◆ What the task requires
Look through the listing for the word "特征生成方式". Copy each line that has it.

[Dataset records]
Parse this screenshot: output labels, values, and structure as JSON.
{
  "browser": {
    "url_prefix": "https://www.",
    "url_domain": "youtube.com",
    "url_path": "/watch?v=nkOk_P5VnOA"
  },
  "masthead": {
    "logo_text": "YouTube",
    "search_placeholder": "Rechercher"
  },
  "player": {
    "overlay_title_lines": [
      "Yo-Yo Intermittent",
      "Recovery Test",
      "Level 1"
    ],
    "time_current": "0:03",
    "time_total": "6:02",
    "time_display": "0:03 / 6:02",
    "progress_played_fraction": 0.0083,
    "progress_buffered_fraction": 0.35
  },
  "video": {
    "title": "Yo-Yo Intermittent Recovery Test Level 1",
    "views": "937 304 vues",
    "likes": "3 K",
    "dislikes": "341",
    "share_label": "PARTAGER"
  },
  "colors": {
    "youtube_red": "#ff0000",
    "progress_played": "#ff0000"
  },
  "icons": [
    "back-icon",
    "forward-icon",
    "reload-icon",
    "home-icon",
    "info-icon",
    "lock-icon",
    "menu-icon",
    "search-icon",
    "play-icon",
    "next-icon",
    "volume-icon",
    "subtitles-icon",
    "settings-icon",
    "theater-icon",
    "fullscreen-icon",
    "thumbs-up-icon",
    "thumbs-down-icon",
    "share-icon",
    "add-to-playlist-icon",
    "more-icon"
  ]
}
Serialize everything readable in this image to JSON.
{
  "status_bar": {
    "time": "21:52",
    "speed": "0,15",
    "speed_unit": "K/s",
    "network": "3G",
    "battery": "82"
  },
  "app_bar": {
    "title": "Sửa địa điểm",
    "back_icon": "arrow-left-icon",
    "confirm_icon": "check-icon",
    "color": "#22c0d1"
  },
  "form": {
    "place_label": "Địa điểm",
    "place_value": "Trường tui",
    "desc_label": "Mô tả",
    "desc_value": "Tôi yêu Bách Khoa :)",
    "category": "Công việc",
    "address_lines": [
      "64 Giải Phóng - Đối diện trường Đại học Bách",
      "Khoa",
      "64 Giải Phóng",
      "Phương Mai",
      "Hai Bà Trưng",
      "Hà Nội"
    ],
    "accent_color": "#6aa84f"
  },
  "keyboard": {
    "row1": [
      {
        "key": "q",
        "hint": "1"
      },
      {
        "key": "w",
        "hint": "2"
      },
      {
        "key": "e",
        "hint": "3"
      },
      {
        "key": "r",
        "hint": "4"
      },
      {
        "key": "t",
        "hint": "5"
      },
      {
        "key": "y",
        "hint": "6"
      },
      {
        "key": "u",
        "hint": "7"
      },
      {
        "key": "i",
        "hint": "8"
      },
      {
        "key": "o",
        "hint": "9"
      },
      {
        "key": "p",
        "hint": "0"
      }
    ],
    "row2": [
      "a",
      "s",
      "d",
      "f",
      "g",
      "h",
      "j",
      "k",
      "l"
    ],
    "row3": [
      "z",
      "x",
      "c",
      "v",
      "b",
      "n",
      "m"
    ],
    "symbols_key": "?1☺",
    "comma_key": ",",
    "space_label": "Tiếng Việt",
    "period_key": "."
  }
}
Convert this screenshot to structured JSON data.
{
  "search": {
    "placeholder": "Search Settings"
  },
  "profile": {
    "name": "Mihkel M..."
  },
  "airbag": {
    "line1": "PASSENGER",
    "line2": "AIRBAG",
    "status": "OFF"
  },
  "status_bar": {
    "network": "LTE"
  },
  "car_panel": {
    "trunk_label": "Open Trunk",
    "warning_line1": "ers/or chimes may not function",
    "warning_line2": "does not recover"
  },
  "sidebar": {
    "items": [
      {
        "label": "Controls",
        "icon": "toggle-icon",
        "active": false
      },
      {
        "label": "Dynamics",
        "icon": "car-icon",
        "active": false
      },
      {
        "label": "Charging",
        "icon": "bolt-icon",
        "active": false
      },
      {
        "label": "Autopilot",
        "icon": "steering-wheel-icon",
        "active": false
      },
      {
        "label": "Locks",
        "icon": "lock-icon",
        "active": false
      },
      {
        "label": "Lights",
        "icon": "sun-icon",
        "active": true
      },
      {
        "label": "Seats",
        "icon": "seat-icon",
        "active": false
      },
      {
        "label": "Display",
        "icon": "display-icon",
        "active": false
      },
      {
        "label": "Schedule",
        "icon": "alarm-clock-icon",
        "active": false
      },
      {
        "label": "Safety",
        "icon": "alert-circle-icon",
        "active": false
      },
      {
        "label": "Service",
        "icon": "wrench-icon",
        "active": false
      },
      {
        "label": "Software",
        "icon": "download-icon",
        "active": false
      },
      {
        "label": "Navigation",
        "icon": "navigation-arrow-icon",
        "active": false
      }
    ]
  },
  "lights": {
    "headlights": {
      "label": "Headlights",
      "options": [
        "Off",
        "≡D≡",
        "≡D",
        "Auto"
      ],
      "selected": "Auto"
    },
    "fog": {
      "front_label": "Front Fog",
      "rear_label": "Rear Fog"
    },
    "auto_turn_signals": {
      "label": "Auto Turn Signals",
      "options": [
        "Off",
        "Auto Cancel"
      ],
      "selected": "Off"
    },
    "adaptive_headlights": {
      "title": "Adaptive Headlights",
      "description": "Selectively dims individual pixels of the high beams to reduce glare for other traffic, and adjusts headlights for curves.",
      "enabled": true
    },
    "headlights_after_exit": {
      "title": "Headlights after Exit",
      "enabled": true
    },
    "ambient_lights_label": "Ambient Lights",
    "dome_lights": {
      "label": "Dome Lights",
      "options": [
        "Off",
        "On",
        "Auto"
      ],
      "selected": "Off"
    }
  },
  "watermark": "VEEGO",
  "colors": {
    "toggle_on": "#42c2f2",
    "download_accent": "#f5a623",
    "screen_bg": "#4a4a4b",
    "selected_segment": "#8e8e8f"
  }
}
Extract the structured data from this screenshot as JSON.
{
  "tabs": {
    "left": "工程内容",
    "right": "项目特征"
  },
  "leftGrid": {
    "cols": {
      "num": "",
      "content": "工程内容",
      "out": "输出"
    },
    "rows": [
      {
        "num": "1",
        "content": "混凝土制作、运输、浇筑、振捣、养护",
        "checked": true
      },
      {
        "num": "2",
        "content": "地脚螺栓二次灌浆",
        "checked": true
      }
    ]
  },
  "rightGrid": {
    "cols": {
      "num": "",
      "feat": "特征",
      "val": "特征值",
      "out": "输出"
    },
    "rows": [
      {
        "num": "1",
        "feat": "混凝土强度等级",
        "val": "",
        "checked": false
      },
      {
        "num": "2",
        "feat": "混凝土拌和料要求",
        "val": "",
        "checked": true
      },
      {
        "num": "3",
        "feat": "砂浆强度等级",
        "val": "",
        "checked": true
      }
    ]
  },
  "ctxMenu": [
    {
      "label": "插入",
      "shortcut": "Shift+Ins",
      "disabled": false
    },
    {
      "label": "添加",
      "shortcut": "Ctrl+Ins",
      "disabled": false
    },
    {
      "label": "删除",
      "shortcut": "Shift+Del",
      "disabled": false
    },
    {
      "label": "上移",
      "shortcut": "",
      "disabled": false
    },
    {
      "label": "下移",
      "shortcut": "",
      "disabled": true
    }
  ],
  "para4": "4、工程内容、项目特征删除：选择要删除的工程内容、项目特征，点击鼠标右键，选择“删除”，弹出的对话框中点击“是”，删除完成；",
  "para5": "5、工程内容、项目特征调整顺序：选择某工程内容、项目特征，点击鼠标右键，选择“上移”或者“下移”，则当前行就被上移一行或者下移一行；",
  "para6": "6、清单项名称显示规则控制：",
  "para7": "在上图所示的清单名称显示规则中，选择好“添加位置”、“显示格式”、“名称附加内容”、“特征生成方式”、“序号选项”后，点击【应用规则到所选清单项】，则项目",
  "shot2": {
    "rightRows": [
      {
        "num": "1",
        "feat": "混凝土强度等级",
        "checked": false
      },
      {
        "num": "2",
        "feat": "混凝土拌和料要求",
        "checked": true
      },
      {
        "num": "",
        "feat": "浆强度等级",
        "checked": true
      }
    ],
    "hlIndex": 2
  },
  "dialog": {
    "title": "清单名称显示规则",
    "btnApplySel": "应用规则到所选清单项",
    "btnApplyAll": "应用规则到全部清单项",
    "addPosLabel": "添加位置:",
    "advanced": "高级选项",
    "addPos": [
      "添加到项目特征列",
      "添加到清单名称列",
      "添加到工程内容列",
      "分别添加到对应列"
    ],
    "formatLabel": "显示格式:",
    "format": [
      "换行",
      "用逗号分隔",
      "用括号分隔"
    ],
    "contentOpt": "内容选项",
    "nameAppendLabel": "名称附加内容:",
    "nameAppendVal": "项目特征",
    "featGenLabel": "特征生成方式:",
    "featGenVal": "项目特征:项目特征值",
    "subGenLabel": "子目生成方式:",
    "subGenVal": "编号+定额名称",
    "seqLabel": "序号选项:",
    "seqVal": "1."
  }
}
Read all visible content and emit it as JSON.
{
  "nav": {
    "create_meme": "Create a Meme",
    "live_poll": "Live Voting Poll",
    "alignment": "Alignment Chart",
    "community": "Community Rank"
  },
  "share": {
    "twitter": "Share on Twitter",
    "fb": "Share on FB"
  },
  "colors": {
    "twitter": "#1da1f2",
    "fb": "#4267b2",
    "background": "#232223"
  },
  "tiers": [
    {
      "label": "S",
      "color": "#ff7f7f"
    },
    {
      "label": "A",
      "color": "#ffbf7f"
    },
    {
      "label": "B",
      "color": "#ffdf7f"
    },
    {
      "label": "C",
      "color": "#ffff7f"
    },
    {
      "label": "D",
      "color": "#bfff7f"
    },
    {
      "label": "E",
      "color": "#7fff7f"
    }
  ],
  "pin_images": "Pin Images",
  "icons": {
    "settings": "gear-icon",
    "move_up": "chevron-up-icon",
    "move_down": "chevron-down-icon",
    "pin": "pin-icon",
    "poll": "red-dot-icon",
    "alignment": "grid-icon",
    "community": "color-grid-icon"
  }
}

◆ Answer to the problem
  "para7": "在上图所示的清单名称显示规则中，选择好“添加位置”、“显示格式”、“名称附加内容”、“特征生成方式”、“序号选项”后，点击【应用规则到所选清单项】，则项目",
    "featGenLabel": "特征生成方式:",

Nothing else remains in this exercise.